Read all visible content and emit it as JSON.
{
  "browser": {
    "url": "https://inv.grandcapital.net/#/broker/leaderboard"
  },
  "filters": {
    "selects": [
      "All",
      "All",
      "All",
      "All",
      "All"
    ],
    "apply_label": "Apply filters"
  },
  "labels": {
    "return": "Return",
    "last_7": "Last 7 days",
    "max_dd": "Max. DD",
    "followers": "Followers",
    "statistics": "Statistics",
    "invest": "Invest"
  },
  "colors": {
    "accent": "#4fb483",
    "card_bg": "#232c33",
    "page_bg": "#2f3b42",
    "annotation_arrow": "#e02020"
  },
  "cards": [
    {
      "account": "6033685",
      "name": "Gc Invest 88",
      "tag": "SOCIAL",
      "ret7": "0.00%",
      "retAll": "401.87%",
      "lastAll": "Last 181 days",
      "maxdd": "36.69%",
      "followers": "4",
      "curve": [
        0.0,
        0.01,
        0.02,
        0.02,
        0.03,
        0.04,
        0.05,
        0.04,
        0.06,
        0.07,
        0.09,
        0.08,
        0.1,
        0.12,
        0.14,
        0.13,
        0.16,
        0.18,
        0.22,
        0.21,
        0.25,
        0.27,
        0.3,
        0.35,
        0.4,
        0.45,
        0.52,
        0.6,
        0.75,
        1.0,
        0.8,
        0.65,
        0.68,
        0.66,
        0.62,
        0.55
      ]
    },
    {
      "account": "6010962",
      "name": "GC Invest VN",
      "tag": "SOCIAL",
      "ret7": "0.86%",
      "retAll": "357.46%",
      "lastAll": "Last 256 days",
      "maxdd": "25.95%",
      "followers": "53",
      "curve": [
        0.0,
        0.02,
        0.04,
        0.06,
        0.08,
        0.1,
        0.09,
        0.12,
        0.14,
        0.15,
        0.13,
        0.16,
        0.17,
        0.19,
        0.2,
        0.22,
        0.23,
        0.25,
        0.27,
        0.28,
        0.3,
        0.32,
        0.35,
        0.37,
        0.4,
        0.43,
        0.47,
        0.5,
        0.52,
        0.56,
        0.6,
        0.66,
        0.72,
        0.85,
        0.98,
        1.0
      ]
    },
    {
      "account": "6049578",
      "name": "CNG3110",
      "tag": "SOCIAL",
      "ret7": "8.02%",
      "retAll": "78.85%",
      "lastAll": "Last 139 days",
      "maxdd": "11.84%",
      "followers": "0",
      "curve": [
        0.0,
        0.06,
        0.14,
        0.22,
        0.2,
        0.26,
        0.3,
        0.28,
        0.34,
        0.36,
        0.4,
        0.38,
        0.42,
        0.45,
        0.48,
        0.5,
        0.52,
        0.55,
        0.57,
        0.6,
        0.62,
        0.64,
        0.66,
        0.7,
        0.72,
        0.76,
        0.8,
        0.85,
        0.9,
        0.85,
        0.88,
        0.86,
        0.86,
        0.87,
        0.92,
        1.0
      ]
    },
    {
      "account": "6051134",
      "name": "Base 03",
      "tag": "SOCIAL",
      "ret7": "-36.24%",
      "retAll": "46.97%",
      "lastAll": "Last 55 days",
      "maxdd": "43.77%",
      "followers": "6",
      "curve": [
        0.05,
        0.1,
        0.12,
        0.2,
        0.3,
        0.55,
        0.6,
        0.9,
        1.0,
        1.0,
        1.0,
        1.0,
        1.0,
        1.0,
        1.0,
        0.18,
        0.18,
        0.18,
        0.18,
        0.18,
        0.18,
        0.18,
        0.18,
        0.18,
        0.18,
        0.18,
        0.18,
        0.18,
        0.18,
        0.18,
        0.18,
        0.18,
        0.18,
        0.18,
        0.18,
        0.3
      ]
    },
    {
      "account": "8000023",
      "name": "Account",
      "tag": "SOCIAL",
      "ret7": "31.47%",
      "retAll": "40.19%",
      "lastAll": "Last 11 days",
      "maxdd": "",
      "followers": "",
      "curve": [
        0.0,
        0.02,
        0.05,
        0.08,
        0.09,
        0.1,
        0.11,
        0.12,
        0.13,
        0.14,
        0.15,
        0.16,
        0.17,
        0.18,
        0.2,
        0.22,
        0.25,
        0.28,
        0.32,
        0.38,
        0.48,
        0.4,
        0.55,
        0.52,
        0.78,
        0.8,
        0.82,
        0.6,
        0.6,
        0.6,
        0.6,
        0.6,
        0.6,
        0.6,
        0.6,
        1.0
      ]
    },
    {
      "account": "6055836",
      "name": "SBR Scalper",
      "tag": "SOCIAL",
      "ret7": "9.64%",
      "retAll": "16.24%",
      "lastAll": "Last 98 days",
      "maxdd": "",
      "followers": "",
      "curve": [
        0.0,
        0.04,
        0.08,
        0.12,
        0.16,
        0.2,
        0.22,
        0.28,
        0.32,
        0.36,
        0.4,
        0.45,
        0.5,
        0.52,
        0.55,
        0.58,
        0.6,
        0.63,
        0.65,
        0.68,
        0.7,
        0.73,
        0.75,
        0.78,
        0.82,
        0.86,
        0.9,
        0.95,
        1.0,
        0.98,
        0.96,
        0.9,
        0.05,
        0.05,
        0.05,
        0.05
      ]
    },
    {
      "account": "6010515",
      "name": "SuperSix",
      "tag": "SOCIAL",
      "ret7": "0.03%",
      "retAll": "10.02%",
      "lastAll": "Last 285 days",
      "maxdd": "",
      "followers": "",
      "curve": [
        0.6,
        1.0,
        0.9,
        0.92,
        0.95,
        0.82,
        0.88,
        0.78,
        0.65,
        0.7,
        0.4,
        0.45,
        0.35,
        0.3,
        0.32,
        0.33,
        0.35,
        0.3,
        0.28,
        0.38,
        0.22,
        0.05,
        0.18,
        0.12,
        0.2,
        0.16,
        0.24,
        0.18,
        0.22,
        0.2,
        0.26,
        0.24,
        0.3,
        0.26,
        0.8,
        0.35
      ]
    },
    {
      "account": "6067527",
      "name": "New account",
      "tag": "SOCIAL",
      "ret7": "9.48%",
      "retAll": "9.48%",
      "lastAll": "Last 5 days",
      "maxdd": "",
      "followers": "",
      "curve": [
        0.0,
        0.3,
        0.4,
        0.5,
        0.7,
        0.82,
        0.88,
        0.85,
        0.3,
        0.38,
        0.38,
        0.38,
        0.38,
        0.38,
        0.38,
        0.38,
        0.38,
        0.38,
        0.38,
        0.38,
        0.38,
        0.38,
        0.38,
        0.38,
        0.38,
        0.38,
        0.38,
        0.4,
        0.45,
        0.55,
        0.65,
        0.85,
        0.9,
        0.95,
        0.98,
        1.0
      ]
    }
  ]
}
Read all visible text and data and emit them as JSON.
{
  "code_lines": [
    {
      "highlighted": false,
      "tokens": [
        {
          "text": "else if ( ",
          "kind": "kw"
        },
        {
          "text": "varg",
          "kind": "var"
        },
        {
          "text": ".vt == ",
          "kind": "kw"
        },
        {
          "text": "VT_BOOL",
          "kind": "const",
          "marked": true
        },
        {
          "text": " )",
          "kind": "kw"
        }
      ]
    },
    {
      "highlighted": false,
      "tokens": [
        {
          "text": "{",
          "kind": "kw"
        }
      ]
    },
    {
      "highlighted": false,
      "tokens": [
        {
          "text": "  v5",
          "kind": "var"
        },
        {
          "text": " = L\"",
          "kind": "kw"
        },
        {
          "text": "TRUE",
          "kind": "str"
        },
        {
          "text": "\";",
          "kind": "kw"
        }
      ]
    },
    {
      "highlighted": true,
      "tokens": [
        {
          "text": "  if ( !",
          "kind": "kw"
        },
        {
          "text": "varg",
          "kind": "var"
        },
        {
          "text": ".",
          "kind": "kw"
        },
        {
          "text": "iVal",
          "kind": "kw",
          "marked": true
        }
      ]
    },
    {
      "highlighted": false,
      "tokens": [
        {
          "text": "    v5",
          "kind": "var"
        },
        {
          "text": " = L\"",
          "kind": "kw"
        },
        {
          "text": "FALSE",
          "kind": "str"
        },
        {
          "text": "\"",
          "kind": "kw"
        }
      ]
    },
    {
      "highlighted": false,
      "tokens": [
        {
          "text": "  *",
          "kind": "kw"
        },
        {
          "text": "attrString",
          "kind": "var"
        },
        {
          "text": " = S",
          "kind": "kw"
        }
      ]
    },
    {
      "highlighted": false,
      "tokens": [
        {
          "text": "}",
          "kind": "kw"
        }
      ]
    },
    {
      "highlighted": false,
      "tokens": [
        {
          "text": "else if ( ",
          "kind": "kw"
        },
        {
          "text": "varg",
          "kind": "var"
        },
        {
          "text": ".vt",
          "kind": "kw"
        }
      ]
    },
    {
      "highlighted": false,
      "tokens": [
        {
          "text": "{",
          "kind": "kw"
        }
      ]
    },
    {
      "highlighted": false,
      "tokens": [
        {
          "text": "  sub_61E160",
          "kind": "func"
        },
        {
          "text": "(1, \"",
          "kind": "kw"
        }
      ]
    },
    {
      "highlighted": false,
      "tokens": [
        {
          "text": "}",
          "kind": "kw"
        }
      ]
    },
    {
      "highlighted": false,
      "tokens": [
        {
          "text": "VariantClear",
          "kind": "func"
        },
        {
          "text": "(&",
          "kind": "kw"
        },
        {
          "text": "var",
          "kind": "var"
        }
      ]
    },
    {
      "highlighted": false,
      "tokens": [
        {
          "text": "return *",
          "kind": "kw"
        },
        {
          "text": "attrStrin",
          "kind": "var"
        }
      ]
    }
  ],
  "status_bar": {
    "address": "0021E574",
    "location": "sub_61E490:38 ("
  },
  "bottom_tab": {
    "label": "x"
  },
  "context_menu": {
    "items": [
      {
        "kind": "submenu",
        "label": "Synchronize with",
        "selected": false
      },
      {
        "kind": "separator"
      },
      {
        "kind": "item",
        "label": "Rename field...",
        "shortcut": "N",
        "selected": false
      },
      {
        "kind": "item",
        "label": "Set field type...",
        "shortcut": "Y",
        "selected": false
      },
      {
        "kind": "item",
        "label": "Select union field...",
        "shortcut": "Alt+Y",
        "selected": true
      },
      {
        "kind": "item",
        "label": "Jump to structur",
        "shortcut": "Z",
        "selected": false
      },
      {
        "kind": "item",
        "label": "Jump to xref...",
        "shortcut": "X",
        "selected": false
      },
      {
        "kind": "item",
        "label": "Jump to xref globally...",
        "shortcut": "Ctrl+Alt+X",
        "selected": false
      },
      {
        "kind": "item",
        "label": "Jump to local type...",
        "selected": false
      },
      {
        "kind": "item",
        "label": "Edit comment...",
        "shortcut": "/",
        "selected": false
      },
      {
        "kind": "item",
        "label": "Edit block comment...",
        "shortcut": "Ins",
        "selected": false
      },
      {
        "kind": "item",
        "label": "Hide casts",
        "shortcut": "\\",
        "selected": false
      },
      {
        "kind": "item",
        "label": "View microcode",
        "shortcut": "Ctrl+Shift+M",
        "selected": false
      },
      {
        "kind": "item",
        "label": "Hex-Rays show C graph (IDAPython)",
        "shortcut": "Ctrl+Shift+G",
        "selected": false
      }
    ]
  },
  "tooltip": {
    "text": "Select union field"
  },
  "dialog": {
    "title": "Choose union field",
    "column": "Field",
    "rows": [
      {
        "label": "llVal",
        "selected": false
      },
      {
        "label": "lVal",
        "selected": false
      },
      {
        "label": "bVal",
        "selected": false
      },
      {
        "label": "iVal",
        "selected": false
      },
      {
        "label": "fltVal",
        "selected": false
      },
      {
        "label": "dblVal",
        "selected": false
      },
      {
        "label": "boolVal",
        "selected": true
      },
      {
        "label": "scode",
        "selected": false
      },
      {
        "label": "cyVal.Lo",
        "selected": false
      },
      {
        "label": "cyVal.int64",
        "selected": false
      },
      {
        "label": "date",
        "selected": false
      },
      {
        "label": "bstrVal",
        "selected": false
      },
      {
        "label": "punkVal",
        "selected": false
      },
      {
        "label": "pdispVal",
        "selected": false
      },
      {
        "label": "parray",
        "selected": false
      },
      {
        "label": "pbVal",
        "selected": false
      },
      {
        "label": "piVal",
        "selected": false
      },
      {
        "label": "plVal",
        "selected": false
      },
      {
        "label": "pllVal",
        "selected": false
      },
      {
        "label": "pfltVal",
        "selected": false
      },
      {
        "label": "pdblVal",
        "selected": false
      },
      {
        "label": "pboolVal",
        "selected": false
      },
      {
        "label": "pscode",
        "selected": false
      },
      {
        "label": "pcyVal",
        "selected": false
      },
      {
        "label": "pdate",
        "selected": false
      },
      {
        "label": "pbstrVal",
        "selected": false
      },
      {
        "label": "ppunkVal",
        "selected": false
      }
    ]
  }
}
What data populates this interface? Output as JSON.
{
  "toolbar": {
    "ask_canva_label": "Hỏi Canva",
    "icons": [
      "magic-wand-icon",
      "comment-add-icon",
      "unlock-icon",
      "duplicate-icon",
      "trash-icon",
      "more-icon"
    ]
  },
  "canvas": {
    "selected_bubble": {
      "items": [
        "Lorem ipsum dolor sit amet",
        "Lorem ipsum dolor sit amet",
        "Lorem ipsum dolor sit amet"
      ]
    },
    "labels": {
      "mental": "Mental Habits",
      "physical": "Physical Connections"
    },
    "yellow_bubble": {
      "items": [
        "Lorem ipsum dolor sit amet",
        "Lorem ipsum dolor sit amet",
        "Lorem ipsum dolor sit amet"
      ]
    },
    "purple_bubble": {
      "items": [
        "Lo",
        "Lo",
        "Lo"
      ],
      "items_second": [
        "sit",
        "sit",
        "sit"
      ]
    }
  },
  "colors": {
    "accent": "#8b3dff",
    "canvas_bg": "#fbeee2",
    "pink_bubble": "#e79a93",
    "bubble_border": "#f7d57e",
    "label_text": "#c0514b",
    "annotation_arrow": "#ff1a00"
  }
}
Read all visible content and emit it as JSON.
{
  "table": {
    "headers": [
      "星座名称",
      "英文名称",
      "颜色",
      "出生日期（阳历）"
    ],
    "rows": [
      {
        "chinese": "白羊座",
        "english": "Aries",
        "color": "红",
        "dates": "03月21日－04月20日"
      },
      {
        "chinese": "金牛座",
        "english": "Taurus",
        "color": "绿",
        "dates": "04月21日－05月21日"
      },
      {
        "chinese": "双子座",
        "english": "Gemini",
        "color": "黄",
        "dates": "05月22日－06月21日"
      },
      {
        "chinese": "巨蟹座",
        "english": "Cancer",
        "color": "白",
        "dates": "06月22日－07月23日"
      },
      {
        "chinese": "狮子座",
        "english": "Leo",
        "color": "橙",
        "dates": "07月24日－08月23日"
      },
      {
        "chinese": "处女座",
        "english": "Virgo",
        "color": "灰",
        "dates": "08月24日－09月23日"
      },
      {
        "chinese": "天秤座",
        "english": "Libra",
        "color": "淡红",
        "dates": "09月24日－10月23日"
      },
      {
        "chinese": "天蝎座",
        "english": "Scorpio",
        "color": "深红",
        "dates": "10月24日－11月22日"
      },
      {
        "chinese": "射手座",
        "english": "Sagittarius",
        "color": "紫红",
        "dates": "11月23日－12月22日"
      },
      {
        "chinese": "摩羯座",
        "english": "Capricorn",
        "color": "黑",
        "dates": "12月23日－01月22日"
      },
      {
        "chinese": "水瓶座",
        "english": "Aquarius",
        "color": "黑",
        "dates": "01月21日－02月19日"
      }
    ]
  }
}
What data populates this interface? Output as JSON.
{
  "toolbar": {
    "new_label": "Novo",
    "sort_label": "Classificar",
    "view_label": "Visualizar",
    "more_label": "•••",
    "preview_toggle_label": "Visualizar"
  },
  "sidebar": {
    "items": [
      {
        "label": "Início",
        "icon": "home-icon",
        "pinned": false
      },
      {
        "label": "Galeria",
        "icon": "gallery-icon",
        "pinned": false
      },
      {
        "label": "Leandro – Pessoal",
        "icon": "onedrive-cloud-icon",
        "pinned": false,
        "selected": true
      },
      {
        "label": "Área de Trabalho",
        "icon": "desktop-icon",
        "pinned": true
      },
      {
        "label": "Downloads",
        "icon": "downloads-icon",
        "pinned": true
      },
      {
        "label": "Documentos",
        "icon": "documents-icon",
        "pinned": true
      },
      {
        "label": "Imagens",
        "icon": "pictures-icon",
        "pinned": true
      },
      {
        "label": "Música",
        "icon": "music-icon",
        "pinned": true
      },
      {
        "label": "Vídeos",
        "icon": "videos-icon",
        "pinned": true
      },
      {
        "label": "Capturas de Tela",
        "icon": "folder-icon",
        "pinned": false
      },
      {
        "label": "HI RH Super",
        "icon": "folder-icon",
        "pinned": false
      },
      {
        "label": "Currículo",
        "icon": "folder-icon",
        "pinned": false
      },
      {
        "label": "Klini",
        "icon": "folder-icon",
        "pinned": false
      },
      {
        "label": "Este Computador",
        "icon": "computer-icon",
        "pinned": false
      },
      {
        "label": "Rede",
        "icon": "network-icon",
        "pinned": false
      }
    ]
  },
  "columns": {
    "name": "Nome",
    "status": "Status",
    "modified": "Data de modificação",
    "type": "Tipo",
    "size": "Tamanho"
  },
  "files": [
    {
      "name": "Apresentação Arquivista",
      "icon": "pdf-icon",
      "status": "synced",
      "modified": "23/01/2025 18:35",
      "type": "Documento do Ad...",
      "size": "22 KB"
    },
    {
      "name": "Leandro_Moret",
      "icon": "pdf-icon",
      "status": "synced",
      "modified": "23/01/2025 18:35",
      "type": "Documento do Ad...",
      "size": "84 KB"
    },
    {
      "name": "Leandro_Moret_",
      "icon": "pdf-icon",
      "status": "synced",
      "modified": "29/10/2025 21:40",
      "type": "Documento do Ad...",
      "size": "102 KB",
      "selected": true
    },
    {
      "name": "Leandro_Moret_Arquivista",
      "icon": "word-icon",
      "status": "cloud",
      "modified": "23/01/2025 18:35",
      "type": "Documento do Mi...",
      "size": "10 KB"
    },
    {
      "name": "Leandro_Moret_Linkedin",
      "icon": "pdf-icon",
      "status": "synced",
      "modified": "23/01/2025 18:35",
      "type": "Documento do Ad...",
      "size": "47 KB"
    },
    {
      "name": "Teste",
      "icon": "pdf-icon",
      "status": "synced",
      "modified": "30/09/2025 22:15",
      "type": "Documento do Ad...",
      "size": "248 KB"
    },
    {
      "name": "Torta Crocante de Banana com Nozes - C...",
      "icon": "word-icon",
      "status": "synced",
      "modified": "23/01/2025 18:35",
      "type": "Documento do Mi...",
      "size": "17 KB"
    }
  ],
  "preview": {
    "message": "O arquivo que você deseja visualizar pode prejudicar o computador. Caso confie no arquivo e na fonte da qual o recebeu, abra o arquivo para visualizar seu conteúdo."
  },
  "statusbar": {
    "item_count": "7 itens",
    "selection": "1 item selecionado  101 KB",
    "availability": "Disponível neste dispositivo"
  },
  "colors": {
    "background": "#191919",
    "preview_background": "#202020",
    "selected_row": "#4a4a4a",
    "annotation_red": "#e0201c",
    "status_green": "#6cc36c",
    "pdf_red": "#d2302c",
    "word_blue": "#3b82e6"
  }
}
· · ·
Task directions:
Take each line containing the string "dates" and copy it out.

Task answer:
        "dates": "03月21日－04月20日"
        "dates": "04月21日－05月21日"
        "dates": "05月22日－06月21日"
        "dates": "06月22日－07月23日"
        "dates": "07月24日－08月23日"
        "dates": "08月24日－09月23日"
        "dates": "09月24日－10月23日"
        "dates": "10月24日－11月22日"
        "dates": "11月23日－12月22日"
        "dates": "12月23日－01月22日"
        "dates": "01月21日－02月19日"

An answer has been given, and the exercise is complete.